Records showing where elements appear:
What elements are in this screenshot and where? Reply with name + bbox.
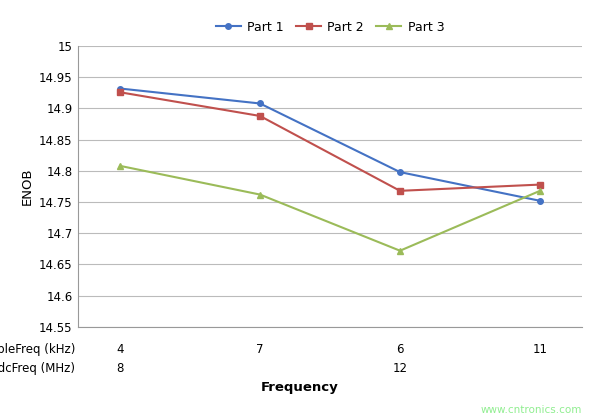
Part 2: [116, 90, 124, 95]
Part 1: [256, 101, 263, 106]
Text: 4: 4: [116, 343, 124, 357]
Text: SampleFreq (kHz): SampleFreq (kHz): [0, 343, 75, 357]
Text: 11: 11: [533, 343, 548, 357]
Legend: Part 1, Part 2, Part 3: Part 1, Part 2, Part 3: [211, 16, 449, 39]
Text: 6: 6: [396, 343, 404, 357]
Part 1: [397, 170, 404, 175]
Part 2: [536, 182, 544, 187]
Part 2: [397, 188, 404, 193]
Text: Frequency: Frequency: [261, 381, 339, 394]
Line: Part 3: Part 3: [116, 163, 544, 254]
Text: 7: 7: [256, 343, 264, 357]
Part 3: [397, 248, 404, 253]
Line: Part 2: Part 2: [117, 90, 543, 194]
Part 1: [536, 198, 544, 203]
Text: AdcFreq (MHz): AdcFreq (MHz): [0, 362, 75, 375]
Y-axis label: ENOB: ENOB: [20, 168, 33, 205]
Part 3: [256, 192, 263, 197]
Part 1: [116, 86, 124, 91]
Part 2: [256, 114, 263, 119]
Part 3: [536, 188, 544, 193]
Line: Part 1: Part 1: [117, 86, 543, 204]
Text: 8: 8: [116, 362, 124, 375]
Text: 12: 12: [392, 362, 407, 375]
Text: www.cntronics.com: www.cntronics.com: [481, 405, 582, 415]
Part 3: [116, 163, 124, 168]
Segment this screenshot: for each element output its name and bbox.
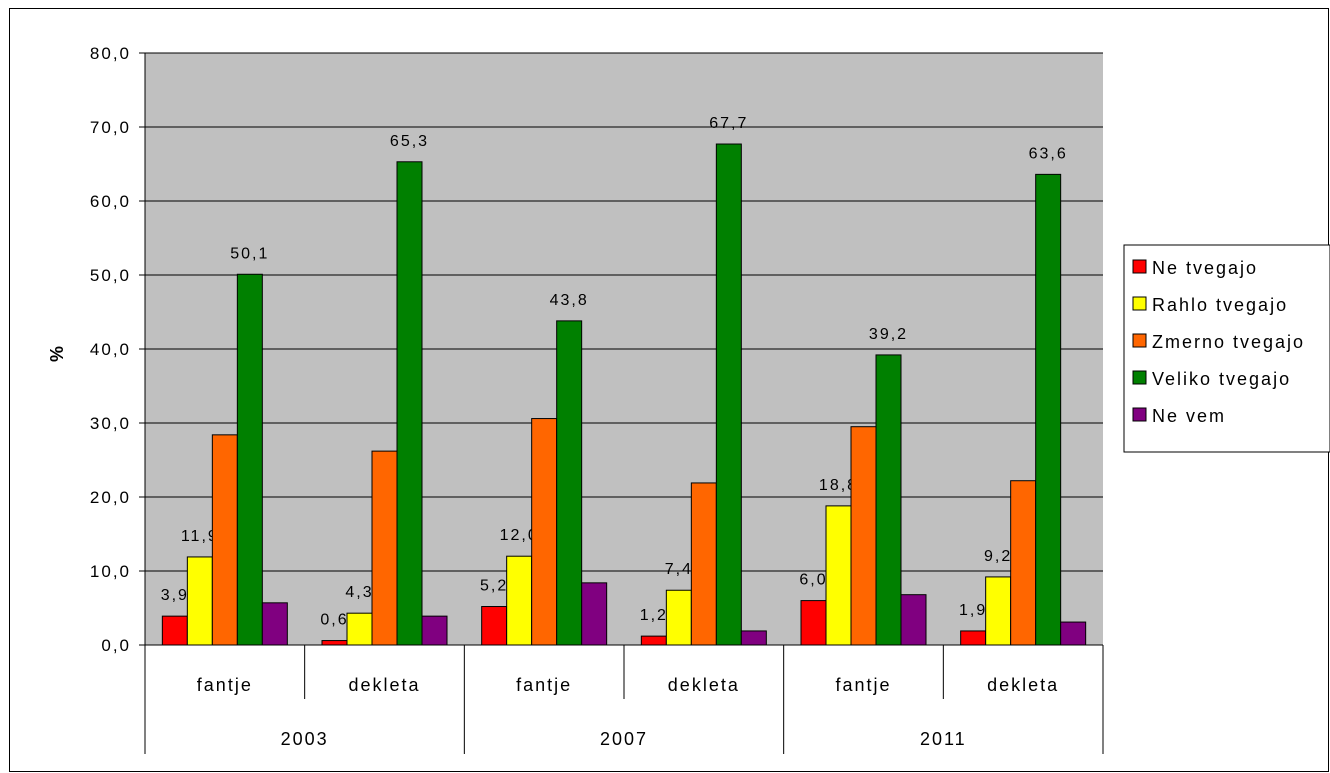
data-label: 67,7 [709,115,748,132]
data-label: 18,8 [819,477,858,494]
bar [506,555,533,646]
bar [161,615,188,646]
y-tick-label: 0,0 [101,636,131,655]
bar [640,635,667,646]
data-label: 3,9 [161,587,189,604]
bar [236,273,263,646]
category-label: dekleta [987,675,1059,695]
legend-label: Ne tvegajo [1152,258,1258,278]
bar [690,482,717,646]
bar [1060,621,1087,646]
year-label: 2007 [600,729,648,749]
bar [1035,173,1062,646]
bar [1010,480,1037,646]
year-label: 2003 [281,729,329,749]
bar [581,582,608,646]
data-label: 65,3 [390,133,429,150]
bar [371,450,398,646]
legend-label: Rahlo tvegajo [1152,295,1288,315]
bar [960,630,987,646]
bar [850,426,877,646]
legend-box [1123,244,1330,453]
bar [321,640,348,646]
legend-swatch [1132,407,1147,422]
y-tick-label: 70,0 [90,118,131,137]
y-tick-label: 40,0 [90,340,131,359]
legend-swatch [1132,259,1147,274]
data-label: 39,2 [869,326,908,343]
category-label: fantje [197,675,253,695]
bar [186,556,213,646]
year-label: 2011 [920,729,967,749]
data-label: 0,6 [320,612,348,629]
data-label: 5,2 [480,578,508,595]
category-label: fantje [516,675,572,695]
legend-label: Zmerno tvegajo [1152,332,1305,352]
data-label: 63,6 [1029,145,1068,162]
data-label: 12,0 [500,527,539,544]
bar [346,612,373,646]
bar [985,576,1012,646]
bar [261,602,288,646]
data-label: 11,9 [181,528,219,545]
bar [665,589,692,646]
bar [740,630,767,646]
y-axis-title: % [47,344,67,362]
bar [396,161,423,646]
bar [556,320,583,646]
y-tick-label: 80,0 [90,44,131,63]
data-label: 50,1 [230,245,269,262]
y-tick-label: 50,0 [90,266,131,285]
bar [825,505,852,646]
category-label: dekleta [668,675,740,695]
legend-label: Ne vem [1152,406,1226,426]
legend-swatch [1132,333,1147,348]
bar [531,418,558,646]
category-label: fantje [835,675,891,695]
y-tick-label: 60,0 [90,192,131,211]
data-label: 43,8 [550,292,589,309]
bar [800,600,827,646]
data-label: 4,3 [345,584,373,601]
category-label: dekleta [348,675,420,695]
bar [875,354,902,646]
data-label: 9,2 [984,548,1012,565]
y-tick-label: 10,0 [90,562,131,581]
y-tick-label: 30,0 [90,414,131,433]
legend-swatch [1132,296,1147,311]
legend-swatch [1132,370,1147,385]
bar [715,143,742,646]
bar [481,606,508,646]
legend-label: Veliko tvegajo [1152,369,1291,389]
y-tick-label: 20,0 [90,488,131,507]
data-label: 7,4 [665,561,693,578]
data-label: 1,9 [959,602,987,619]
data-label: 1,2 [640,607,668,624]
data-label: 6,0 [799,572,827,589]
bar [211,434,238,646]
bar [900,594,927,646]
bar [421,615,448,646]
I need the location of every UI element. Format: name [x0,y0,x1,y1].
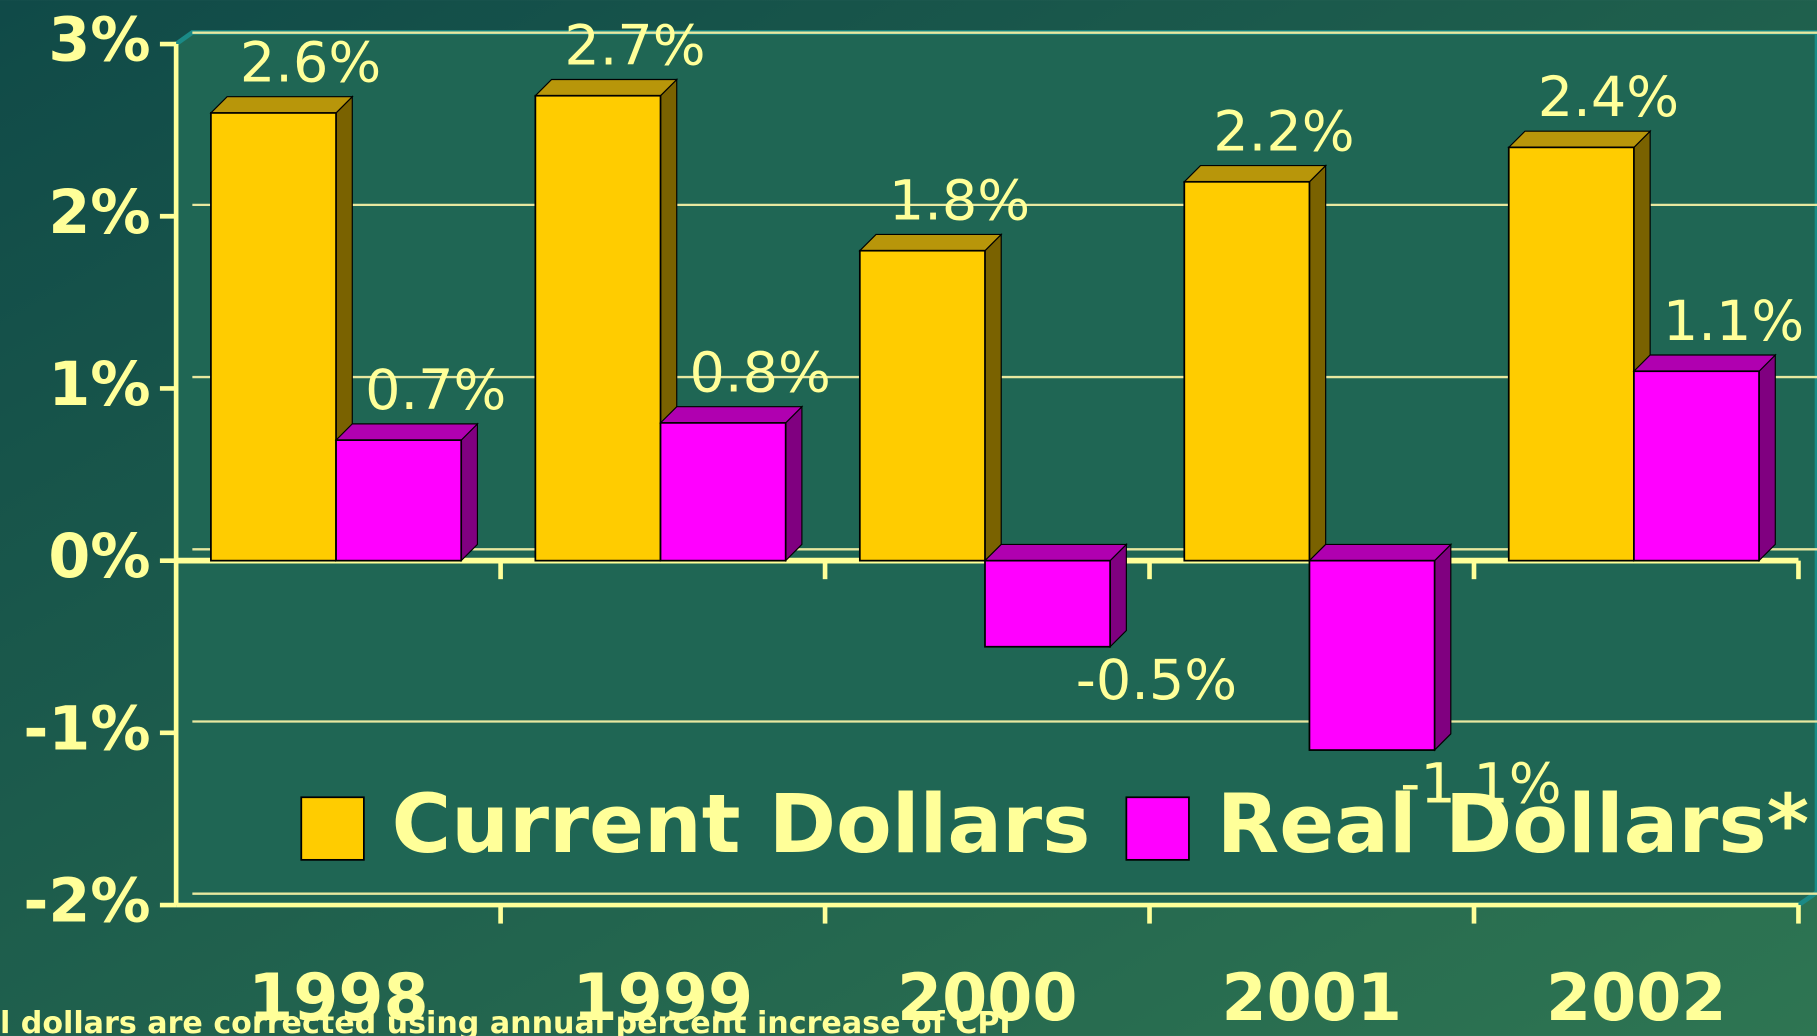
bar-face [1308,559,1436,751]
bar [1182,164,1328,563]
bar-face [984,559,1112,648]
bar-face [1633,370,1760,562]
bar-face [659,422,787,562]
bar-face [858,249,986,562]
bar-face [1632,354,1777,372]
legend-label: Current Dollars [392,778,1091,872]
bar [983,543,1128,649]
bar-face [210,112,337,562]
bar [1632,353,1777,563]
bar-face [1308,543,1453,562]
data-label: -0.5% [1076,648,1237,713]
x-tick-label: 2000 [897,961,1078,1036]
bar-face [983,543,1128,562]
bar-face [1109,543,1127,649]
bar-face [858,233,1003,252]
data-label: -1.1% [1400,751,1561,816]
bar-face [1308,164,1327,563]
x-tick-label: 2001 [1221,961,1402,1036]
bar-face [209,96,354,114]
y-tick-label: 0% [48,522,150,592]
bar-face [1434,543,1452,752]
bar [209,95,354,563]
data-label: 2.7% [564,13,705,78]
bar [1507,129,1652,563]
bar-face [460,422,479,563]
bar-face [1507,130,1652,148]
data-label: 1.8% [889,168,1030,233]
legend-swatch [1125,796,1190,861]
bar-face [534,94,662,562]
y-tick-label: 2% [48,178,150,248]
data-label: 2.6% [240,31,381,96]
footnote: l dollars are corrected using annual per… [0,1006,1011,1036]
bar [858,233,1003,563]
bar-face [334,423,479,441]
bar [659,405,804,563]
data-label: 2.2% [1213,100,1354,165]
data-label: 1.1% [1663,289,1804,354]
bar [334,422,479,563]
bar-face [335,439,463,562]
bar [533,78,679,563]
data-label: 0.8% [690,341,831,406]
bar-face [533,78,679,97]
data-label: 2.4% [1538,65,1679,130]
bar [1308,543,1453,752]
x-tick-label: 1999 [573,961,754,1036]
y-tick-label: -2% [23,867,150,937]
legend-label: Real Dollars* [1217,778,1809,872]
bar-face [984,233,1002,563]
bar-face [659,406,804,424]
y-tick-label: 3% [48,6,150,76]
legend-swatch [300,796,365,861]
x-tick-label: 1998 [248,961,429,1036]
bar-face [785,405,803,563]
y-tick-label: -1% [23,694,150,764]
bar-face [1758,353,1776,563]
x-tick-label: 2002 [1546,961,1727,1036]
y-tick-label: 1% [48,350,150,420]
bar-face [1183,180,1311,562]
bar-face [1182,165,1328,183]
bar-face [1507,146,1635,562]
data-label: 0.7% [365,358,506,423]
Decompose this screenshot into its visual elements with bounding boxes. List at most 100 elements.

* TASK TO CARRY OUT
Reproduce the data verbatim, beginning at the line that has "bar-face [1308,559,1436,751]" and stopping after the line that has "bar-face [334,423,479,441]".

* EXERCISE SOLUTION
bar-face [1308,559,1436,751]
bar [1182,164,1328,563]
bar-face [984,559,1112,648]
bar-face [1633,370,1760,562]
bar-face [659,422,787,562]
bar-face [858,249,986,562]
bar-face [1632,354,1777,372]
legend-label: Current Dollars [392,778,1091,872]
bar [983,543,1128,649]
bar-face [210,112,337,562]
bar [1632,353,1777,563]
bar-face [1308,543,1453,562]
data-label: -0.5% [1076,648,1237,713]
x-tick-label: 2000 [897,961,1078,1036]
bar-face [983,543,1128,562]
bar-face [1109,543,1127,649]
bar-face [858,233,1003,252]
data-label: -1.1% [1400,751,1561,816]
bar-face [1308,164,1327,563]
x-tick-label: 2001 [1221,961,1402,1036]
bar-face [209,96,354,114]
y-tick-label: 0% [48,522,150,592]
bar-face [1434,543,1452,752]
bar [209,95,354,563]
data-label: 2.7% [564,13,705,78]
bar [1507,129,1652,563]
bar-face [460,422,479,563]
bar-face [1507,130,1652,148]
data-label: 1.8% [889,168,1030,233]
legend-swatch [1125,796,1190,861]
bar-face [534,94,662,562]
y-tick-label: 2% [48,178,150,248]
data-label: 2.6% [240,31,381,96]
footnote: l dollars are corrected using annual per… [0,1006,1011,1036]
bar [858,233,1003,563]
bar-face [334,423,479,441]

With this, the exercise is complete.